## What is needed
In how many lines of the data does the word "Ackerman" appear? Give the number by itself.

## Exercise data

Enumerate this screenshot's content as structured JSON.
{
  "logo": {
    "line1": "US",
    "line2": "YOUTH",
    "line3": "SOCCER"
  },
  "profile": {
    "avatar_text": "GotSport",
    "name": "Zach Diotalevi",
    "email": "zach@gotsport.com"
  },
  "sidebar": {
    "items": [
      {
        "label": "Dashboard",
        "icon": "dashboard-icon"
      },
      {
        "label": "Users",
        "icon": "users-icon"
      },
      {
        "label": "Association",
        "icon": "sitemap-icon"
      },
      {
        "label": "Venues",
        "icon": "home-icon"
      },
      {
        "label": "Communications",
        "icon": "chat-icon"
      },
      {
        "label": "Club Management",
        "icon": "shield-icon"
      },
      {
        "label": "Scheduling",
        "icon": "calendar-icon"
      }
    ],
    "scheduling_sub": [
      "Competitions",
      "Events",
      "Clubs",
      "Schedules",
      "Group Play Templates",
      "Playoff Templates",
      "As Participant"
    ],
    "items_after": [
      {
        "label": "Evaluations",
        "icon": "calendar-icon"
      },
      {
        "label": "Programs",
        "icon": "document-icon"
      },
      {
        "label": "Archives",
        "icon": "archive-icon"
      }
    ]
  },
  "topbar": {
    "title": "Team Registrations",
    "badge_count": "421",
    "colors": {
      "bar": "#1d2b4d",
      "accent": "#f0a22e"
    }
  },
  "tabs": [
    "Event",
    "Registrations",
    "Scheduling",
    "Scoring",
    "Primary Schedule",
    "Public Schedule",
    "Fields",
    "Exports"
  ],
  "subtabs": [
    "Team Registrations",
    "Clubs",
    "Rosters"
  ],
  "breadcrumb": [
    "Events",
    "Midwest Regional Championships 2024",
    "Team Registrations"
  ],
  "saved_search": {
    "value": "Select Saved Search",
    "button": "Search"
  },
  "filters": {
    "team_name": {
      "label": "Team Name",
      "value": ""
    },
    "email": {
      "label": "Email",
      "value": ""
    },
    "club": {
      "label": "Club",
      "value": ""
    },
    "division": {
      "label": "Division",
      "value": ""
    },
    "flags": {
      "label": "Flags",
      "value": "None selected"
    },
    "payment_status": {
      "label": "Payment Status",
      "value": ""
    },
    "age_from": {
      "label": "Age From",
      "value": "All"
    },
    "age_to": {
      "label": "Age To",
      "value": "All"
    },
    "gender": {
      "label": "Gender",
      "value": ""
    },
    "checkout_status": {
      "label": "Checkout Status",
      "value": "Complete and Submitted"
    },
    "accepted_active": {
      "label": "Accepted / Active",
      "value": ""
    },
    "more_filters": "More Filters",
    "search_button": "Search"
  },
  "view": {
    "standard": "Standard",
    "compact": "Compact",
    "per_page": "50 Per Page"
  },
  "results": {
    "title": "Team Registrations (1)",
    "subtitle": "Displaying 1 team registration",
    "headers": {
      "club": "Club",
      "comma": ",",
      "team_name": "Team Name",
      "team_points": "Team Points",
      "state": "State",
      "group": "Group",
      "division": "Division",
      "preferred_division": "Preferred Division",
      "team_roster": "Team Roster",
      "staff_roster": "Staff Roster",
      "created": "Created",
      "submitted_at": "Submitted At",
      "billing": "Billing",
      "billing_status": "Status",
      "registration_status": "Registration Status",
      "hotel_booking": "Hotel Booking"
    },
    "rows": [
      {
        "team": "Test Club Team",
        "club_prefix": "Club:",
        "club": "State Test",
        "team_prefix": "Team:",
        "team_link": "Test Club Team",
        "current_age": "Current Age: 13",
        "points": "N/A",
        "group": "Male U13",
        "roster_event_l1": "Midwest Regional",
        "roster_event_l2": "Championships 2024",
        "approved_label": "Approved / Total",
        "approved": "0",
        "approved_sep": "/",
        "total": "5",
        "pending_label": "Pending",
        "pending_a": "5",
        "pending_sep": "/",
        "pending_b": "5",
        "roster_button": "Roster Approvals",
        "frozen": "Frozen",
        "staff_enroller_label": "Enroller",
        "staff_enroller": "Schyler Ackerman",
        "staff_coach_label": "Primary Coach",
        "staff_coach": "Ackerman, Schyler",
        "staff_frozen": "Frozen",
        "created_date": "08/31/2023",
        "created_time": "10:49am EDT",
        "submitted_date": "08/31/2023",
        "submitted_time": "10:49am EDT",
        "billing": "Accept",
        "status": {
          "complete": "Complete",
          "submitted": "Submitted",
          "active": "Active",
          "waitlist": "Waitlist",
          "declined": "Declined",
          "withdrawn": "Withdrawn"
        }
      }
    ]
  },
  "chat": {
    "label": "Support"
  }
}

## Exercise result
2